[Records from a collection]
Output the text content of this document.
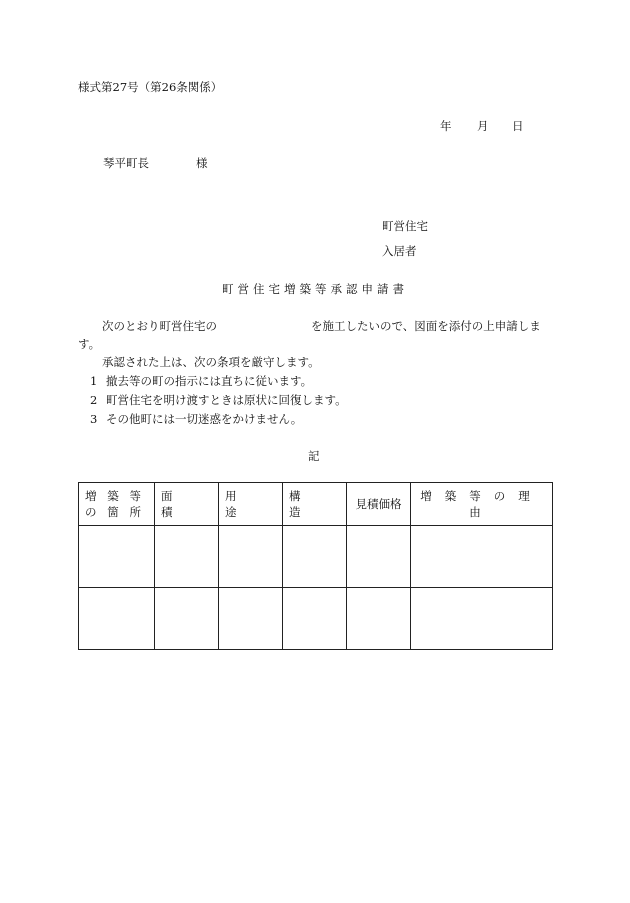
様式第27号（第26条関係）
年 月 日
琴平町長	様
町営住宅
入居者
町営住宅増築等承認申請書
次のとおり町営住宅の	を施工したいので、図面を添付の上申請しま
す。
承認された上は、次の条項を厳守します。
1 撤去等の町の指示には直ちに従います。
2 町営住宅を明け渡すときは原状に回復します。
3 その他町には一切迷惑をかけません。
記
増築等の箇所	面積	用途	構造	見積価格	増築等の理由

## Work to complete
All of the records above must be copied exactly, except for the pictures.

## Exercise output
Output the text content of this document.
様式第27号（第26条関係）
年 月 日
琴平町長	様
町営住宅
入居者
町営住宅増築等承認申請書
次のとおり町営住宅の	を施工したいので、図面を添付の上申請しま
す。
承認された上は、次の条項を厳守します。
1 撤去等の町の指示には直ちに従います。
2 町営住宅を明け渡すときは原状に回復します。
3 その他町には一切迷惑をかけません。
記
増築等の箇所	面積	用途	構造	見積価格	増築等の理由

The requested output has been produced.